**TASK REQUIREMENTS**
Pull every line containing "title" out of the material below.

**EXERCISE MATERIAL**
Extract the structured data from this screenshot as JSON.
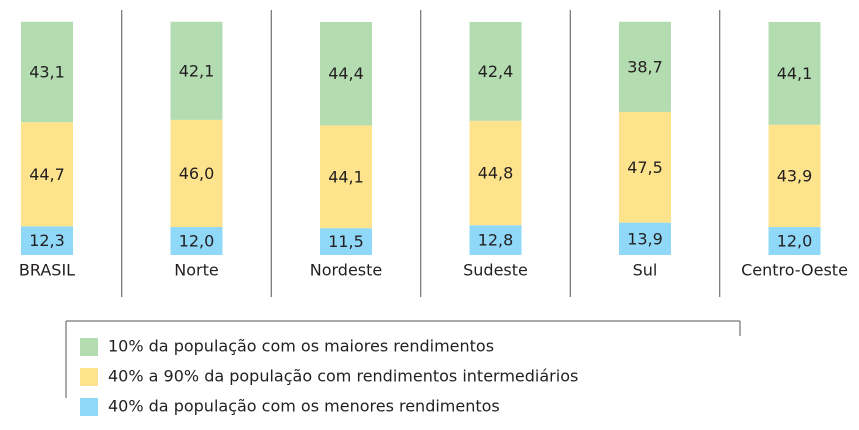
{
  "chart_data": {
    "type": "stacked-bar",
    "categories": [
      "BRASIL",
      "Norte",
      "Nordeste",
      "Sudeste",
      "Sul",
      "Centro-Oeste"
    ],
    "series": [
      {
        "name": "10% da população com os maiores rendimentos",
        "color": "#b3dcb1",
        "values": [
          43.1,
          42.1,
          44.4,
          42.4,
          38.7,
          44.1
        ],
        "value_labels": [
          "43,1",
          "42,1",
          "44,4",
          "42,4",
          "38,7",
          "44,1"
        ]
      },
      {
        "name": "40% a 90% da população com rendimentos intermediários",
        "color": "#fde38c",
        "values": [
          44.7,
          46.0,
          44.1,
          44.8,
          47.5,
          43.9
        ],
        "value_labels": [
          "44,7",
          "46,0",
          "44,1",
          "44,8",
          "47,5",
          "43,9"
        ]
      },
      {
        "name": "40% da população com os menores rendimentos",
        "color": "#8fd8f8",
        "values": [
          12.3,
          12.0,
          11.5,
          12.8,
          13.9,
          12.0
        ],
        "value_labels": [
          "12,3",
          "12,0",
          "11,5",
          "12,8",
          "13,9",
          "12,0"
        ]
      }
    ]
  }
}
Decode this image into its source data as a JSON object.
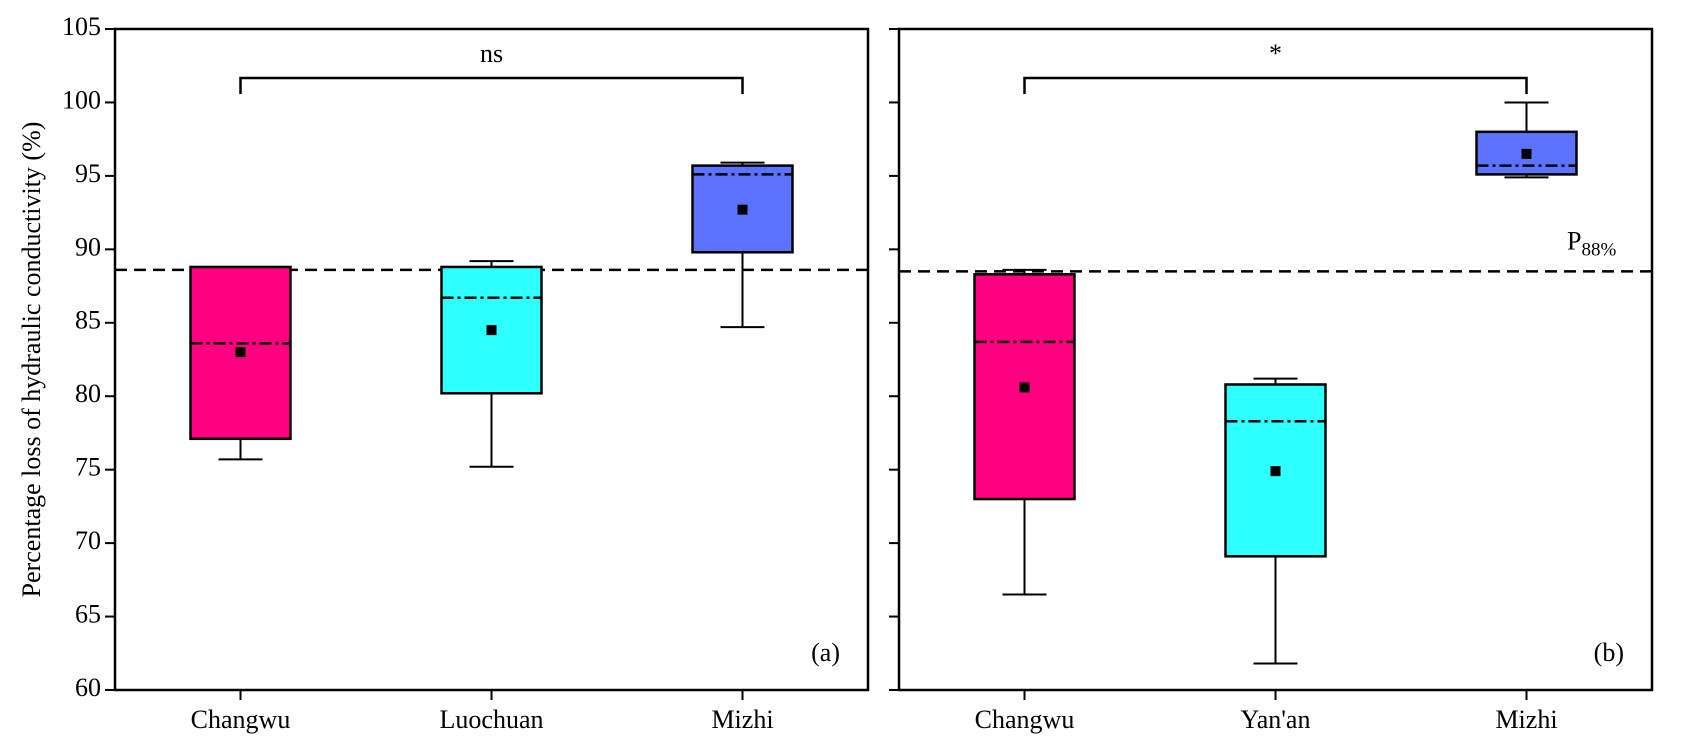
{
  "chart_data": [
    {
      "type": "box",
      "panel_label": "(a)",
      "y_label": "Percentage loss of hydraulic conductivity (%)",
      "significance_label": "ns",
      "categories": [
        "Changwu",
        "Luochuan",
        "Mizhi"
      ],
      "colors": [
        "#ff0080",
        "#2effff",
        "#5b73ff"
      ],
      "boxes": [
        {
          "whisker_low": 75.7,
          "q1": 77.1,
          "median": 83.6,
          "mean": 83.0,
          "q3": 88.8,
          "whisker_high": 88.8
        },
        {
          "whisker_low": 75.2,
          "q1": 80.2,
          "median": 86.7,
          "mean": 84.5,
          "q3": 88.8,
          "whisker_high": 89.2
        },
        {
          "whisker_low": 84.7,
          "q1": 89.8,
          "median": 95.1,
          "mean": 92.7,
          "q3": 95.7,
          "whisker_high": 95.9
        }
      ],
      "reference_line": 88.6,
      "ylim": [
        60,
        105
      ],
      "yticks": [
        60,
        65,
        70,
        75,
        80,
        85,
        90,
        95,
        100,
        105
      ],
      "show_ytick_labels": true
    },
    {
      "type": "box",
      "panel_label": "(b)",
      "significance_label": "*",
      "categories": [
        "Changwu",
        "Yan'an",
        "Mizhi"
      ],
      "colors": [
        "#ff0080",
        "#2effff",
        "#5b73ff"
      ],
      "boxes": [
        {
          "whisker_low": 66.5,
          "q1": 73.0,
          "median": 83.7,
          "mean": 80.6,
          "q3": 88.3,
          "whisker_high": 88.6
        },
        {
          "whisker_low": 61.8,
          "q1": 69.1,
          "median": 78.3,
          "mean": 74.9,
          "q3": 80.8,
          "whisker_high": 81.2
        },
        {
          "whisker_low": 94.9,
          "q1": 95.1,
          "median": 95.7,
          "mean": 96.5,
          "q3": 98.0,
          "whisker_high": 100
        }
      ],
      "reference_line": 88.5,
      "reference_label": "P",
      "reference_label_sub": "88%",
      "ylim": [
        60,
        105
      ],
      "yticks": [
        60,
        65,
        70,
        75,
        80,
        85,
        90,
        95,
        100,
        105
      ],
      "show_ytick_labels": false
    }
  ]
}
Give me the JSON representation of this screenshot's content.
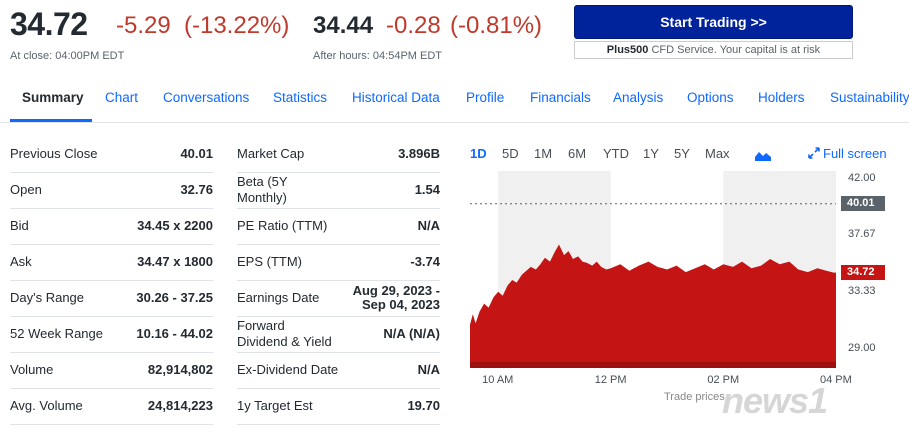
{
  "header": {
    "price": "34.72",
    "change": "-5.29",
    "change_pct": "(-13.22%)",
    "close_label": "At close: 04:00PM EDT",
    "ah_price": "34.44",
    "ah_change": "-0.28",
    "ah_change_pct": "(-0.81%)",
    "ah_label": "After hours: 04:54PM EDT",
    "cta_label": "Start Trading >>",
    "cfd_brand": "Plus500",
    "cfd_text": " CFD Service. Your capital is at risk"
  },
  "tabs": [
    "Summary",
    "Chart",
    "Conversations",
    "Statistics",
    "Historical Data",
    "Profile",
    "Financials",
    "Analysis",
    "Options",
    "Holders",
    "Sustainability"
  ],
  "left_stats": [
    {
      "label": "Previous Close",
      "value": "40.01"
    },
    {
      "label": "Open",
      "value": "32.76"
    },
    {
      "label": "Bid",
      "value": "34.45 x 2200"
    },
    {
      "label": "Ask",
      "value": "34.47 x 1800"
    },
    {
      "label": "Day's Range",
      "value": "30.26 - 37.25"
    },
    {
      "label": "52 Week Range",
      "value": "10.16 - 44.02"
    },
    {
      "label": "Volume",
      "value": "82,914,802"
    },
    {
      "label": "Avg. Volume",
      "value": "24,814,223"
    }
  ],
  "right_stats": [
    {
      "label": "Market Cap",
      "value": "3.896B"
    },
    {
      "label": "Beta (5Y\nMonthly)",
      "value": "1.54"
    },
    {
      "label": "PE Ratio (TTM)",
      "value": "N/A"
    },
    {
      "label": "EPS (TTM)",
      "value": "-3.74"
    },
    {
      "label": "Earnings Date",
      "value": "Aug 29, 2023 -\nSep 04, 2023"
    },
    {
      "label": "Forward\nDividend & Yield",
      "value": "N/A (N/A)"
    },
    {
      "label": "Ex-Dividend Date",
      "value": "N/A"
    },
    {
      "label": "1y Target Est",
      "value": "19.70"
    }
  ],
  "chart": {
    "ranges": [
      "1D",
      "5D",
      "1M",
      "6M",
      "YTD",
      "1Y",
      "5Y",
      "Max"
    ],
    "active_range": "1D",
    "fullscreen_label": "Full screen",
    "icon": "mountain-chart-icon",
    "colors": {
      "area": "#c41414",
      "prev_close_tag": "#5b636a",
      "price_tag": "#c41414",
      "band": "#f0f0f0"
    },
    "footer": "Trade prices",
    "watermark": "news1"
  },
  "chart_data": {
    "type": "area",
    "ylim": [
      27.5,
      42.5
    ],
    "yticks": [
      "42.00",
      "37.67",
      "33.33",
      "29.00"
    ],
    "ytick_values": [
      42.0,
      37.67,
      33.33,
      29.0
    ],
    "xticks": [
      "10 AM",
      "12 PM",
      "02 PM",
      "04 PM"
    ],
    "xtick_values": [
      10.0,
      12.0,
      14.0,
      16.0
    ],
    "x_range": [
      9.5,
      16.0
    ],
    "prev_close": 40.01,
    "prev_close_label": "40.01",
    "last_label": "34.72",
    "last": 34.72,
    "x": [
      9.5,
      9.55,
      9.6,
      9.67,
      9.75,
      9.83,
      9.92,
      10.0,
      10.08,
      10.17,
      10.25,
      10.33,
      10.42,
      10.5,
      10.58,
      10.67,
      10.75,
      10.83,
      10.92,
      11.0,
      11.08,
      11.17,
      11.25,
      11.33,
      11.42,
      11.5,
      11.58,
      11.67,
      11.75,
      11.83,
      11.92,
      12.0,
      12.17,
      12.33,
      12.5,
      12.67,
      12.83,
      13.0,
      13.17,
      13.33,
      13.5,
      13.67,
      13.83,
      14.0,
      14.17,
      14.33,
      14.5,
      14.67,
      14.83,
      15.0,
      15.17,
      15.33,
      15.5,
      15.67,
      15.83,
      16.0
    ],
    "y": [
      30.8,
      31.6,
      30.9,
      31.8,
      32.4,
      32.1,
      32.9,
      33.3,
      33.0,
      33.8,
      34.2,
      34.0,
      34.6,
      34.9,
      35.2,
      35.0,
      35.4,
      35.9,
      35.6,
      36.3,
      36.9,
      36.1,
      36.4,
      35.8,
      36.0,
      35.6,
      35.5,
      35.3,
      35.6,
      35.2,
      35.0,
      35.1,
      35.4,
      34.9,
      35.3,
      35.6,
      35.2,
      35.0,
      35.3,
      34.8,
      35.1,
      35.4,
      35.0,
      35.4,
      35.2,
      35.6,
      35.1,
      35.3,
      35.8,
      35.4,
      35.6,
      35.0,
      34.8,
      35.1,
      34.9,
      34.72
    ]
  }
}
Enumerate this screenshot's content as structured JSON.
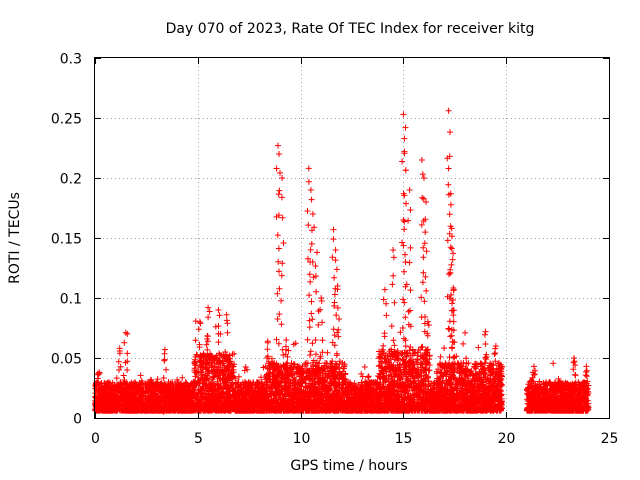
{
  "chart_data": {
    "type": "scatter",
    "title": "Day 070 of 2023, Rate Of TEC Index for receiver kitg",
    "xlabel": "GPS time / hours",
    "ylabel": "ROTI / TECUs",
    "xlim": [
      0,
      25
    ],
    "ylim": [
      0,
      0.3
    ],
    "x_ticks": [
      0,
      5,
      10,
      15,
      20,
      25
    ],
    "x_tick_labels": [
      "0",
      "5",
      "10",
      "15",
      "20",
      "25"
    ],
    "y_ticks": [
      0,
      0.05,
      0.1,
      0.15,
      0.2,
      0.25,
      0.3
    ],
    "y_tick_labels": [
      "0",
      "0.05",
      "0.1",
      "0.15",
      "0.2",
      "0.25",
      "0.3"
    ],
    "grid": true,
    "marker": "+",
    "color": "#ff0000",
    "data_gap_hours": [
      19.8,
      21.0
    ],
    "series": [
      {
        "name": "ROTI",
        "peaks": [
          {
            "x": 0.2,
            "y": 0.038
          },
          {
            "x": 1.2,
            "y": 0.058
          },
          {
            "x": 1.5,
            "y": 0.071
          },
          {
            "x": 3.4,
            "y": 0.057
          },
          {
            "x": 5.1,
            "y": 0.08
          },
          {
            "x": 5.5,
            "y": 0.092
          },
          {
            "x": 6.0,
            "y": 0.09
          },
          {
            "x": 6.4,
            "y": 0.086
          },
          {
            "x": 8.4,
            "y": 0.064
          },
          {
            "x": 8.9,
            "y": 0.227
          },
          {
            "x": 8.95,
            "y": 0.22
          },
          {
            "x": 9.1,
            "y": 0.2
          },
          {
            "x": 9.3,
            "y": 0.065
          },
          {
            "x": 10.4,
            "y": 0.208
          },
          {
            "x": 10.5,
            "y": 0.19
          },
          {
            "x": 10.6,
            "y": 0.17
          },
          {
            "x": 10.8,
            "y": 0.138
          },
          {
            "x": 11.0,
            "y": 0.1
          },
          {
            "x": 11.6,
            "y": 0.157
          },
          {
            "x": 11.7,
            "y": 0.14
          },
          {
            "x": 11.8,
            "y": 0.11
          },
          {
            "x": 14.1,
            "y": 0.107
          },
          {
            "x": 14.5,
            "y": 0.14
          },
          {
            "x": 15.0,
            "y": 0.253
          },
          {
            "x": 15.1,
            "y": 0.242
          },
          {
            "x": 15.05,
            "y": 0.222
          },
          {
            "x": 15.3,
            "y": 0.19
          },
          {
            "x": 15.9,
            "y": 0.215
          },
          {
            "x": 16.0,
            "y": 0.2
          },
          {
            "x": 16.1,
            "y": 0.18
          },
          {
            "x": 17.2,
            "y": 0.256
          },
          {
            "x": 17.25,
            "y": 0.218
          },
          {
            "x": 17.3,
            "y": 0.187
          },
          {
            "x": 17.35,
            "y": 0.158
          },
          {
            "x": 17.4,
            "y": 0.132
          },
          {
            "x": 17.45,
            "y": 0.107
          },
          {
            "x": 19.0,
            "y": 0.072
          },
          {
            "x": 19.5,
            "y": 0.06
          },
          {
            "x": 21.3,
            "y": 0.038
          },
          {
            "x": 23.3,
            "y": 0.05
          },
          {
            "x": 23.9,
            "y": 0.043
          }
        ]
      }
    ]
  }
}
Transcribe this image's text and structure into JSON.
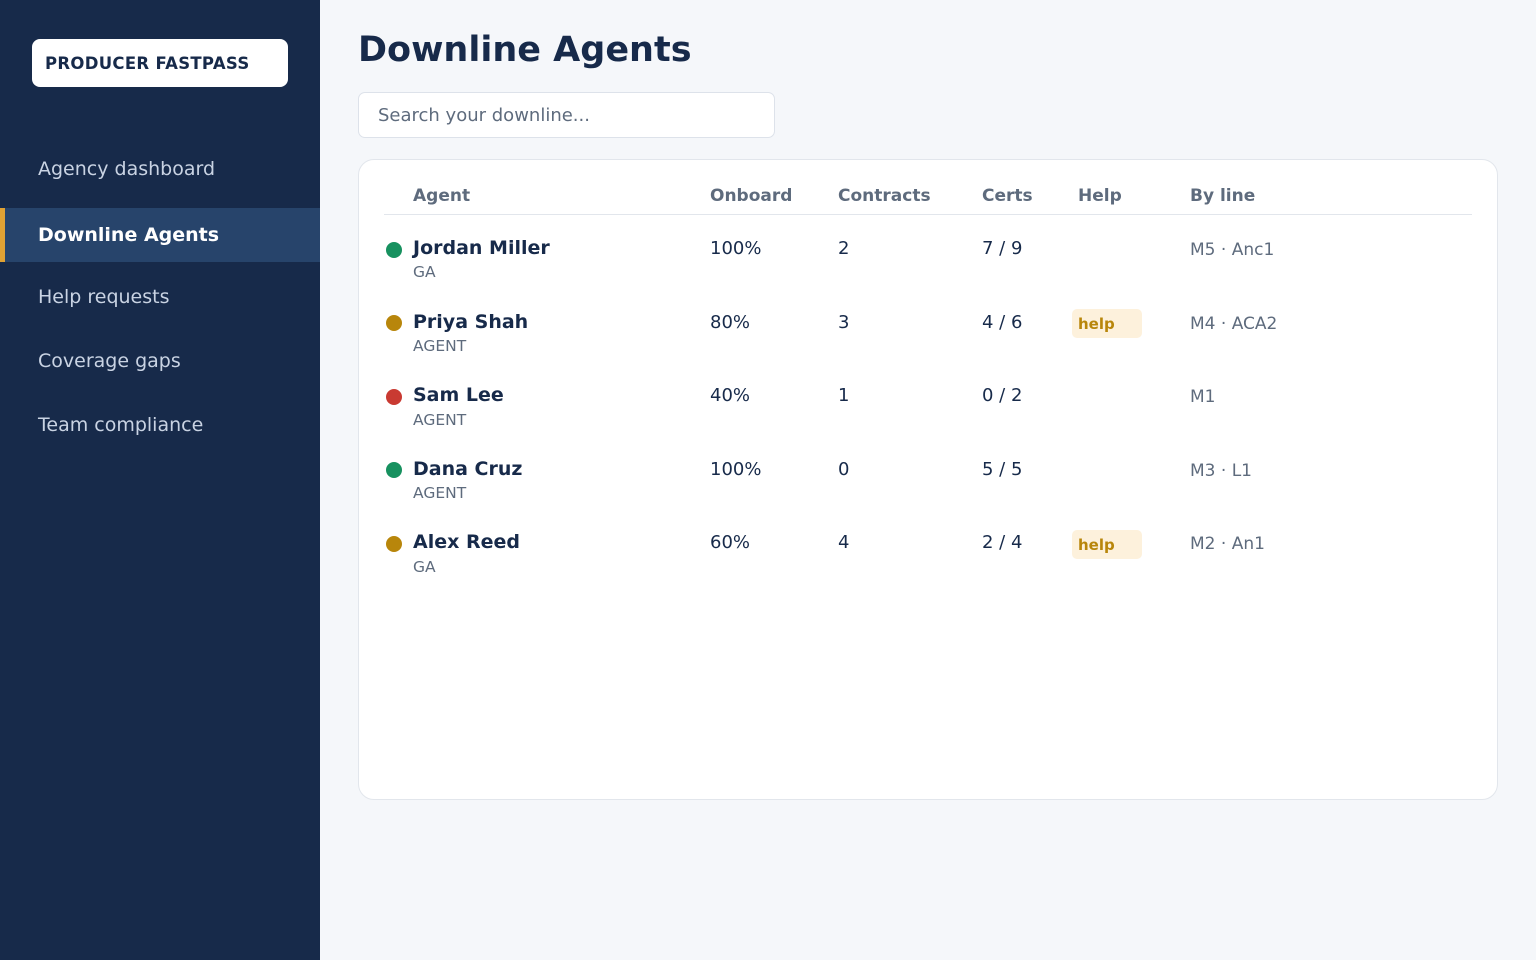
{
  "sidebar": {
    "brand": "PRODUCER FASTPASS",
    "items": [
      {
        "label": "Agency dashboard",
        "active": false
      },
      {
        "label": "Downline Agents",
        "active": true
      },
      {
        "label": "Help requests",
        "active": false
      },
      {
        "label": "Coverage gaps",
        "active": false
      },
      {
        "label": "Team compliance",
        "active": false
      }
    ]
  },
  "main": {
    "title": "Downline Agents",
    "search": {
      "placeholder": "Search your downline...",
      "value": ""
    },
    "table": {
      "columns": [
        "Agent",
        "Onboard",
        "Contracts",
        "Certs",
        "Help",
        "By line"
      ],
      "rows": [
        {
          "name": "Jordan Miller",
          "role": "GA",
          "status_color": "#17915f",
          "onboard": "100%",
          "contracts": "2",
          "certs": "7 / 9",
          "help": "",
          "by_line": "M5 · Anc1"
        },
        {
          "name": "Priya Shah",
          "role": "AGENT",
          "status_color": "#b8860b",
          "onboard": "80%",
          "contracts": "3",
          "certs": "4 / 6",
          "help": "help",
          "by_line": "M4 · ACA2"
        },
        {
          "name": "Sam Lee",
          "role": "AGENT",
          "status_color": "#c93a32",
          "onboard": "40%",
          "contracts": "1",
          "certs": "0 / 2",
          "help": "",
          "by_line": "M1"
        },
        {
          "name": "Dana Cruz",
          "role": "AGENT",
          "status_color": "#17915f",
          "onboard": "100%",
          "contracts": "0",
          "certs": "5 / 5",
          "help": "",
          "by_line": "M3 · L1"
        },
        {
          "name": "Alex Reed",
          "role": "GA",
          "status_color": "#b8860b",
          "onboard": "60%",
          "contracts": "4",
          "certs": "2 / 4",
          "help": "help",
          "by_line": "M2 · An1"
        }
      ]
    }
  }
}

**RIGHT ANSWER**
    "title": "Day 070 of 2023, Rate Of TEC Index for receiver kitg",
    "title": "Downline Agents",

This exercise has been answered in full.